**Your objective:** In the data, extract each line that holds the string "description".

Raw records
..........

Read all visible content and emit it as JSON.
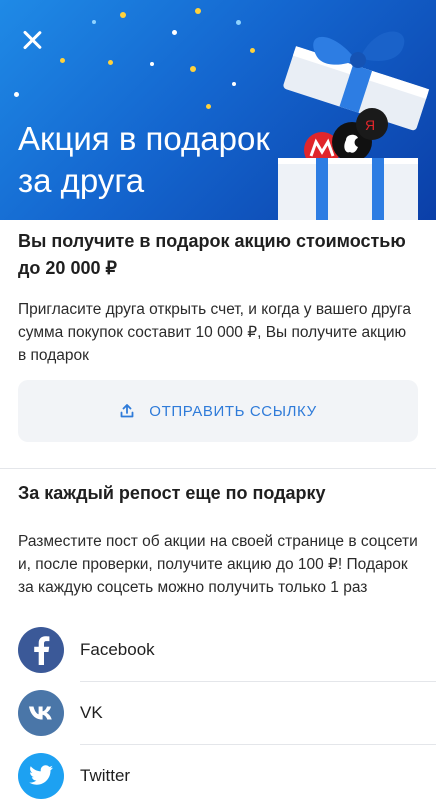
{
  "hero": {
    "title": "Акция в подарок за друга",
    "colors": {
      "gradient_start": "#1f8ae6",
      "gradient_end": "#0b3fa8"
    }
  },
  "invite": {
    "heading": "Вы получите в подарок акцию стоимостью до 20 000 ₽",
    "description": "Пригласите друга открыть счет, и когда у вашего друга сумма покупок составит 10 000 ₽, Вы получите акцию в подарок",
    "share_button": {
      "icon": "share-upload-icon",
      "label": "ОТПРАВИТЬ ССЫЛКУ"
    }
  },
  "repost": {
    "heading": "За каждый репост еще по подарку",
    "description": "Разместите пост об акции на своей странице в соцсети и, после проверки, получите акцию до 100 ₽! Подарок за каждую соцсеть можно получить только 1 раз"
  },
  "socials": [
    {
      "label": "Facebook",
      "icon": "facebook-icon",
      "color": "#3b5998"
    },
    {
      "label": "VK",
      "icon": "vk-icon",
      "color": "#4a76a8"
    },
    {
      "label": "Twitter",
      "icon": "twitter-icon",
      "color": "#1da1f2"
    }
  ],
  "accent_color": "#2f7bd9"
}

..........

**The reply:**
    "description": "Пригласите друга открыть счет, и когда у вашего друга сумма покупок составит 10 000 ₽, Вы получите акцию в подарок",
    "description": "Разместите пост об акции на своей странице в соцсети и, после проверки, получите акцию до 100 ₽! Подарок за каждую соцсеть можно получить только 1 раз"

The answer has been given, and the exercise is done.